══ TEXT ══
Good morning …

Precious Metals

Gold traded above $950 through most of Hong Kong before hitting the skids at the London open then, except for one blip upward late in New York, fell for the rest of the day, finishing at $925.40/oz., down $14.20. Overnight, gold is little changed.

Platinum also traded higher in the Far East before a gradual all-day sell-off in New York pushed the metal near its intraday low, ending at $1058.00/oz., down $14.00. Overnight, platinum has fallen further.

Silver followed gold’s path to a T, closing at $12.95/oz., down 16 cents. Overnight, silver down sharply.

In its longest slump since October of last year, gold fell for the sixth straight session on Monday as some investors sold the yellow metal to cover losses in equity markets.

As things get a little uglier in the stock market, we might see some selling of gold for margin calls, said Frank McGhee, the head dealer at Chicago-based Integrated Brokerage Services. There's some weight on gold now.

Even so, the recent slide in gold prices will likely attract new investors looking for a store of value. Keep in mind, the metal is still up more than 6% this year and close to all-time highs, while the S&P 500 has dropped more than 21% and is at its lowest level in 12 years.

Gold is a good placeholder of value, said Tom Hartmann, a commodity analyst at Altavest Worldwide Trading Inc. in California. If one is scared about their cash sitting in the bank or short-term stock volatility, then perhaps gold would be a place to tuck away some money.

To which we would add: yup.

Currencies and Economic News

In the currency market, the dollar rose against the euro. Late Monday, the euro was trading at $1.2565 vs. $1.2668 on Friday.

The dollar gained ground on the euro after European Union leaders refused over the weekend to consider a coordinated bail-out package for troubled Eastern European economies.

The foreign exchange market's perception of the summit should be clear: The EU again has proven that it is unable to manage a coordinated response to the crisis, wrote strategists at Commerzbank.

Worries about the depth of the global downturn, spurred by more bad news about major financial institutions, also contributed to dollar’s performance against other world currencies on Monday.

Markets are frazzled and confidence has been rattled once again, wrote David Watt, senior currency strategist at RBC Capital Markets. Given recent trends it is no surprise that (the) U.S. dollar is in favor.”

Now for a recap of the flurry of economic news that hit us yesterday:

The U.S. government said Monday that it is revamping its bailout of insurance giant AIG, committing up to another $30 billion of taxpayer money and increasing its stake in the company up to 77.9% in an effort to keep the firm from failing on its financial contracts. The new addition brings the total bail-out assistance to AIG to $163 billion, a government official said.
═══
══ SUPPLIED INFORMATION ══
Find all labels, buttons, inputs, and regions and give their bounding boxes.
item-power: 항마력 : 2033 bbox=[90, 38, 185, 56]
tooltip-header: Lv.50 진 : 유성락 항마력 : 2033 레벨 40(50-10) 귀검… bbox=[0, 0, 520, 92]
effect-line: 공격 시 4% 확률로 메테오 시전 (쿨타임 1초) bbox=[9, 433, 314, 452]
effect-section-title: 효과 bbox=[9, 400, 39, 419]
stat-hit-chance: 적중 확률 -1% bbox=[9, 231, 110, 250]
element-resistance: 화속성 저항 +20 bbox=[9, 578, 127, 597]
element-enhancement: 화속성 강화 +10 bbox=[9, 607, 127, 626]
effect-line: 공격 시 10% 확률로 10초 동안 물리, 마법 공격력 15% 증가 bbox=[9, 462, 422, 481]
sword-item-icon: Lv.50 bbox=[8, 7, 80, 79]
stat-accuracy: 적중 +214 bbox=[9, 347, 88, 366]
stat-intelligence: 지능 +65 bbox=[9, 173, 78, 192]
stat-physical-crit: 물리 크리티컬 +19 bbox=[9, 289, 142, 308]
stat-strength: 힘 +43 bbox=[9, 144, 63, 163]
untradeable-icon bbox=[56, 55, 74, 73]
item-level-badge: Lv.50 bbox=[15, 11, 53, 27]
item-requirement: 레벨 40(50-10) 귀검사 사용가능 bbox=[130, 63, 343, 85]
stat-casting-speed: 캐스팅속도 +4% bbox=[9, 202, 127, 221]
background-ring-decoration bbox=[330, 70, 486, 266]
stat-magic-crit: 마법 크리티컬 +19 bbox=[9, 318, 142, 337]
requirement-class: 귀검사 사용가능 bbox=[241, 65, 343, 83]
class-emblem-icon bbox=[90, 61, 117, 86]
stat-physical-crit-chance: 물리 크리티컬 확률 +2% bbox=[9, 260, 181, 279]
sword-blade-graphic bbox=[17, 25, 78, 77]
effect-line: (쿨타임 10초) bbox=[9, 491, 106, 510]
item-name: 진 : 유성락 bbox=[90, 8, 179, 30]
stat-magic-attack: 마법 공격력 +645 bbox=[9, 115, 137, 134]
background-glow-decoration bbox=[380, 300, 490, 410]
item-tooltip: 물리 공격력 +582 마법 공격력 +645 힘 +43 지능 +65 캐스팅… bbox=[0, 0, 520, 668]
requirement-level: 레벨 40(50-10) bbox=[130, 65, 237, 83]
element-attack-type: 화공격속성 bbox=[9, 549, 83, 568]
═══
▸ TASK ITEM A:
According to the market report, at what price did platinum end the day?
▸ TASK ITEM B:
Reproduce the part of the market report that opens with the words containing "Markets are frazzled" and closes with "government official said.".
▸ TASK ITEM C:
Decide whether each statement agrees with the market report, answering yes or no and quoting the words that decide it: (i) Silver closed down 16 cents. (ii) The euro rose against the dollar. (iii) The total bail-out assistance to AIG reached $163 billion.
The records are separate material, distinct from the market report.

▸ ANSWER SPACE A:
$1058.00/oz., down $14.00.

▸ ANSWER SPACE B:
Markets are frazzled and confidence has been rattled once again, wrote David Watt, senior currency strategist at RBC Capital Markets. Given recent trends it is no surprise that (the) U.S. dollar is in favor.”

Now for a recap of the flurry of economic news that hit us yesterday:

The U.S. government said Monday that it is revamping its bailout of insurance giant AIG, committing up to another $30 billion of taxpayer money and increasing its stake in the company up to 77.9% in an effort to keep the firm from failing on its financial contracts. The new addition brings the total bail-out assistance to AIG to $163 billion, a government official said.

▸ ANSWER SPACE C:
(i) Yes: "closing at $12.95/oz., down 16 cents"
(ii) No: "In the currency market, the dollar rose against the euro."
(iii) Yes: "brings the total bail-out assistance to AIG to $163 billion"